Relevés de mise en page:

↓

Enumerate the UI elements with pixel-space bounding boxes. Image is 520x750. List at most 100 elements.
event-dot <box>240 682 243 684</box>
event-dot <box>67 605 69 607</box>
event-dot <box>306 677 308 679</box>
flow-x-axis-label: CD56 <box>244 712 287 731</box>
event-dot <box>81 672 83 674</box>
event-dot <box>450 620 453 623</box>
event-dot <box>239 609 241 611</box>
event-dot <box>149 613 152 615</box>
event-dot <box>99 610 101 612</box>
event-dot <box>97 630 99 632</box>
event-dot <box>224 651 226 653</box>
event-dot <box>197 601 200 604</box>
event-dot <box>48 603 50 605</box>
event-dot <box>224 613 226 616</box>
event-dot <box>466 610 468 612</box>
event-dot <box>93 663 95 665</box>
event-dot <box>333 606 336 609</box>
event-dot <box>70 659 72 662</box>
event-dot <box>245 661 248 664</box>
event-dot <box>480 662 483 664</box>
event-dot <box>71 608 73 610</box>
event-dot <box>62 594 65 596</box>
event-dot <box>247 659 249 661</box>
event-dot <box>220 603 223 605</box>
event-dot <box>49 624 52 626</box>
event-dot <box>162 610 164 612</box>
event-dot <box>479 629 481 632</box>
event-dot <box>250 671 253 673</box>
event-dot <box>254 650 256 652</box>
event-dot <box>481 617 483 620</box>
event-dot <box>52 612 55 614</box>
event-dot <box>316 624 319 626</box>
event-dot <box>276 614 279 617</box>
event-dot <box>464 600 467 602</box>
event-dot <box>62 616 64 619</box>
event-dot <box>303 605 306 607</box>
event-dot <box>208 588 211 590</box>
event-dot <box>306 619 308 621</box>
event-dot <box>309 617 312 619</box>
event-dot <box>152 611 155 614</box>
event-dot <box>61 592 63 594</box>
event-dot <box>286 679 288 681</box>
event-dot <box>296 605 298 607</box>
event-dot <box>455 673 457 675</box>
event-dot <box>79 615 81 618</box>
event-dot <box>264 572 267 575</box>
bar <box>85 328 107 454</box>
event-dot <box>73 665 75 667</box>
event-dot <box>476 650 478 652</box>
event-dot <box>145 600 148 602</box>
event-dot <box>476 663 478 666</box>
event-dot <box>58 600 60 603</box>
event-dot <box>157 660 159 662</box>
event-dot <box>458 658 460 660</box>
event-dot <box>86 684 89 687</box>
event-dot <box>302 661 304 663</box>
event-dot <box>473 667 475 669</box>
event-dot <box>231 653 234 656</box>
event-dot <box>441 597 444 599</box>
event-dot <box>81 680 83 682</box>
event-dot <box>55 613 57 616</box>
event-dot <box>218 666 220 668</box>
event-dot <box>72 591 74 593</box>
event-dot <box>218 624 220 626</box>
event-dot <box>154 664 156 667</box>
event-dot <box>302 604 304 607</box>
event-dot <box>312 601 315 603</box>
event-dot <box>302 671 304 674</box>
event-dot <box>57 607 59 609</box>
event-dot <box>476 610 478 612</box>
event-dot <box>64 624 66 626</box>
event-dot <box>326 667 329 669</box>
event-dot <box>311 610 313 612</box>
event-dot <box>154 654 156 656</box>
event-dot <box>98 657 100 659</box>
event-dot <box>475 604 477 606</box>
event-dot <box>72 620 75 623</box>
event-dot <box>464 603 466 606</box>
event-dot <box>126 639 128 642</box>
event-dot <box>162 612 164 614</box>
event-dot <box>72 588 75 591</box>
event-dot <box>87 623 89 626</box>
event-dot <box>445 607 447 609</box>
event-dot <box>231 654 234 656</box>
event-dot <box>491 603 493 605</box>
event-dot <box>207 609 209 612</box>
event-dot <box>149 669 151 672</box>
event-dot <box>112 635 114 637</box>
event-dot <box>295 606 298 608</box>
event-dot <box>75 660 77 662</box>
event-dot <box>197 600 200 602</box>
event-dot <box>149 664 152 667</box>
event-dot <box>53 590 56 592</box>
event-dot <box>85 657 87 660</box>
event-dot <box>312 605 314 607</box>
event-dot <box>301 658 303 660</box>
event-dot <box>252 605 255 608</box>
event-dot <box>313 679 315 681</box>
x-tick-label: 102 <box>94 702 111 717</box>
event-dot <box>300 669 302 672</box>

↑

**Travail à faire:** Disposez toutes les lignes du matériel ci-dessus en tableau Markdown à deux colonnes, « N° » pour le numéro de rang et « Ligne » pour le texte, sans les lignes vides.

**Solution proposée:**
| N° | Ligne |
|---|---|
| 1 | Enumerate the UI elements with pixel-space bounding boxes. Image is 520x750. List at most 100 elements. |
| 2 | event-dot <box>240 682 243 684</box> |
| 3 | event-dot <box>67 605 69 607</box> |
| 4 | event-dot <box>306 677 308 679</box> |
| 5 | flow-x-axis-label: CD56 <box>244 712 287 731</box> |
| 6 | event-dot <box>81 672 83 674</box> |
| 7 | event-dot <box>450 620 453 623</box> |
| 8 | event-dot <box>239 609 241 611</box> |
| 9 | event-dot <box>149 613 152 615</box> |
| 10 | event-dot <box>99 610 101 612</box> |
| 11 | event-dot <box>97 630 99 632</box> |
| 12 | event-dot <box>224 651 226 653</box> |
| 13 | event-dot <box>197 601 200 604</box> |
| 14 | event-dot <box>48 603 50 605</box> |
| 15 | event-dot <box>224 613 226 616</box> |
| 16 | event-dot <box>466 610 468 612</box> |
| 17 | event-dot <box>93 663 95 665</box> |
| 18 | event-dot <box>333 606 336 609</box> |
| 19 | event-dot <box>70 659 72 662</box> |
| 20 | event-dot <box>245 661 248 664</box> |
| 21 | event-dot <box>480 662 483 664</box> |
| 22 | event-dot <box>71 608 73 610</box> |
| 23 | event-dot <box>62 594 65 596</box> |
| 24 | event-dot <box>247 659 249 661</box> |
| 25 | event-dot <box>220 603 223 605</box> |
| 26 | event-dot <box>49 624 52 626</box> |
| 27 | event-dot <box>162 610 164 612</box> |
| 28 | event-dot <box>479 629 481 632</box> |
| 29 | event-dot <box>250 671 253 673</box> |
| 30 | event-dot <box>254 650 256 652</box> |
| 31 | event-dot <box>481 617 483 620</box> |
| 32 | event-dot <box>52 612 55 614</box> |
| 33 | event-dot <box>316 624 319 626</box> |
| 34 | event-dot <box>276 614 279 617</box> |
| 35 | event-dot <box>464 600 467 602</box> |
| 36 | event-dot <box>62 616 64 619</box> |
| 37 | event-dot <box>303 605 306 607</box> |
| 38 | event-dot <box>208 588 211 590</box> |
| 39 | event-dot <box>306 619 308 621</box> |
| 40 | event-dot <box>309 617 312 619</box> |
| 41 | event-dot <box>152 611 155 614</box> |
| 42 | event-dot <box>61 592 63 594</box> |
| 43 | event-dot <box>286 679 288 681</box> |
| 44 | event-dot <box>296 605 298 607</box> |
| 45 | event-dot <box>455 673 457 675</box> |
| 46 | event-dot <box>79 615 81 618</box> |
| 47 | event-dot <box>264 572 267 575</box> |
| 48 | bar <box>85 328 107 454</box> |
| 49 | event-dot <box>73 665 75 667</box> |
| 50 | event-dot <box>476 650 478 652</box> |
| 51 | event-dot <box>145 600 148 602</box> |
| 52 | event-dot <box>476 663 478 666</box> |
| 53 | event-dot <box>58 600 60 603</box> |
| 54 | event-dot <box>157 660 159 662</box> |
| 55 | event-dot <box>458 658 460 660</box> |
| 56 | event-dot <box>86 684 89 687</box> |
| 57 | event-dot <box>302 661 304 663</box> |
| 58 | event-dot <box>473 667 475 669</box> |
| 59 | event-dot <box>231 653 234 656</box> |
| 60 | event-dot <box>441 597 444 599</box> |
| 61 | event-dot <box>81 680 83 682</box> |
| 62 | event-dot <box>55 613 57 616</box> |
| 63 | event-dot <box>218 666 220 668</box> |
| 64 | event-dot <box>72 591 74 593</box> |
| 65 | event-dot <box>218 624 220 626</box> |
| 66 | event-dot <box>154 664 156 667</box> |
| 67 | event-dot <box>302 604 304 607</box> |
| 68 | event-dot <box>312 601 315 603</box> |
| 69 | event-dot <box>302 671 304 674</box> |
| 70 | event-dot <box>57 607 59 609</box> |
| 71 | event-dot <box>476 610 478 612</box> |
| 72 | event-dot <box>64 624 66 626</box> |
| 73 | event-dot <box>326 667 329 669</box> |
| 74 | event-dot <box>311 610 313 612</box> |
| 75 | event-dot <box>154 654 156 656</box> |
| 76 | event-dot <box>98 657 100 659</box> |
| 77 | event-dot <box>475 604 477 606</box> |
| 78 | event-dot <box>72 620 75 623</box> |
| 79 | event-dot <box>464 603 466 606</box> |
| 80 | event-dot <box>126 639 128 642</box> |
| 81 | event-dot <box>162 612 164 614</box> |
| 82 | event-dot <box>72 588 75 591</box> |
| 83 | event-dot <box>87 623 89 626</box> |
| 84 | event-dot <box>445 607 447 609</box> |
| 85 | event-dot <box>231 654 234 656</box> |
| 86 | event-dot <box>491 603 493 605</box> |
| 87 | event-dot <box>207 609 209 612</box> |
| 88 | event-dot <box>149 669 151 672</box> |
| 89 | event-dot <box>112 635 114 637</box> |
| 90 | event-dot <box>295 606 298 608</box> |
| 91 | event-dot <box>75 660 77 662</box> |
| 92 | event-dot <box>197 600 200 602</box> |
| 93 | event-dot <box>149 664 152 667</box> |
| 94 | event-dot <box>53 590 56 592</box> |
| 95 | event-dot <box>85 657 87 660</box> |
| 96 | event-dot <box>312 605 314 607</box> |
| 97 | event-dot <box>301 658 303 660</box> |
| 98 | event-dot <box>252 605 255 608</box> |
| 99 | event-dot <box>313 679 315 681</box> |
| 100 | x-tick-label: 102 <box>94 702 111 717</box> |
| 101 | event-dot <box>300 669 302 672</box> |